◆ **JOB**
Below is a set of entries. Reproduce exactly the lines from the one containing "Extract all readable text from this page." through the end, both included.

◆ **DATA PROVIDED**

::::

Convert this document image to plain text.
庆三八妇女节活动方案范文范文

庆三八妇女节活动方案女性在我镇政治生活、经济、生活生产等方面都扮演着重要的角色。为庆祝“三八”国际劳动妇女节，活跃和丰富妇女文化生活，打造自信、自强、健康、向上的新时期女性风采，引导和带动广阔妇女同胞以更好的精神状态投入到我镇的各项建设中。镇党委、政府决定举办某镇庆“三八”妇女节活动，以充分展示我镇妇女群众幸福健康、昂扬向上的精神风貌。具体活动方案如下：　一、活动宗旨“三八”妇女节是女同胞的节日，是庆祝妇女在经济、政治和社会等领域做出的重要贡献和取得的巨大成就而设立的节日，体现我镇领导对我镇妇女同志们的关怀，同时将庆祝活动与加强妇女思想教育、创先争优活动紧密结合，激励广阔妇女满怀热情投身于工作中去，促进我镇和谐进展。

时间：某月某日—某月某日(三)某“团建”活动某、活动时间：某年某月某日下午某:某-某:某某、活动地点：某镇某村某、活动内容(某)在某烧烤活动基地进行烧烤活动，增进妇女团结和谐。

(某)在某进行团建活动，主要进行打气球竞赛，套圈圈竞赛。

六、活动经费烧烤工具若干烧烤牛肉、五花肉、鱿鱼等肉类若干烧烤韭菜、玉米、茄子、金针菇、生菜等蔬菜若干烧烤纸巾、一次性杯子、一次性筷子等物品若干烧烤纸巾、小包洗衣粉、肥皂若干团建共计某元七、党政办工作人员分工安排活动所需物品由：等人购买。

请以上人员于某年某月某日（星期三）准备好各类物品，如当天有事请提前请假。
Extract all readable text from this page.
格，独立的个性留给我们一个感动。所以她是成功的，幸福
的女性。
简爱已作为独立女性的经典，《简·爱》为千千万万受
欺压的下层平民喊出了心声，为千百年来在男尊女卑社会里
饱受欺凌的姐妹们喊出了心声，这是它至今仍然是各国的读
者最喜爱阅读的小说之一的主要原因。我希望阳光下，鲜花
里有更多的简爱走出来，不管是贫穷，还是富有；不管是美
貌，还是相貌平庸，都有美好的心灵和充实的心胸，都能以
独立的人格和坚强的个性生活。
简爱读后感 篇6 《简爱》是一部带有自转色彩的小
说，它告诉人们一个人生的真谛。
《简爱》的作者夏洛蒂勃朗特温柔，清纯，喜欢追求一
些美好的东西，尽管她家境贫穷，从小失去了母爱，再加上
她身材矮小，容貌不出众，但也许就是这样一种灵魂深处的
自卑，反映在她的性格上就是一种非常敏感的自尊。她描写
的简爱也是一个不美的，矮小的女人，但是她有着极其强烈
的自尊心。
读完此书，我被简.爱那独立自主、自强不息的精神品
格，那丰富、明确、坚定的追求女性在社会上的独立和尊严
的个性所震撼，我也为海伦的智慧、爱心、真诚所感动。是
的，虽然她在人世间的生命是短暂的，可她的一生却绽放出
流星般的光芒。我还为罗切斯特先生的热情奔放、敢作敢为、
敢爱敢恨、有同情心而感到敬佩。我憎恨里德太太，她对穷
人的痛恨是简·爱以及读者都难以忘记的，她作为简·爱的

::::

◆ **EXERCISE RESPONSE**
Extract all readable text from this page.
格，独立的个性留给我们一个感动。所以她是成功的，幸福
的女性。
简爱已作为独立女性的经典，《简·爱》为千千万万受
欺压的下层平民喊出了心声，为千百年来在男尊女卑社会里
饱受欺凌的姐妹们喊出了心声，这是它至今仍然是各国的读
者最喜爱阅读的小说之一的主要原因。我希望阳光下，鲜花
里有更多的简爱走出来，不管是贫穷，还是富有；不管是美
貌，还是相貌平庸，都有美好的心灵和充实的心胸，都能以
独立的人格和坚强的个性生活。
简爱读后感 篇6 《简爱》是一部带有自转色彩的小
说，它告诉人们一个人生的真谛。
《简爱》的作者夏洛蒂勃朗特温柔，清纯，喜欢追求一
些美好的东西，尽管她家境贫穷，从小失去了母爱，再加上
她身材矮小，容貌不出众，但也许就是这样一种灵魂深处的
自卑，反映在她的性格上就是一种非常敏感的自尊。她描写
的简爱也是一个不美的，矮小的女人，但是她有着极其强烈
的自尊心。
读完此书，我被简.爱那独立自主、自强不息的精神品
格，那丰富、明确、坚定的追求女性在社会上的独立和尊严
的个性所震撼，我也为海伦的智慧、爱心、真诚所感动。是
的，虽然她在人世间的生命是短暂的，可她的一生却绽放出
流星般的光芒。我还为罗切斯特先生的热情奔放、敢作敢为、
敢爱敢恨、有同情心而感到敬佩。我憎恨里德太太，她对穷
人的痛恨是简·爱以及读者都难以忘记的，她作为简·爱的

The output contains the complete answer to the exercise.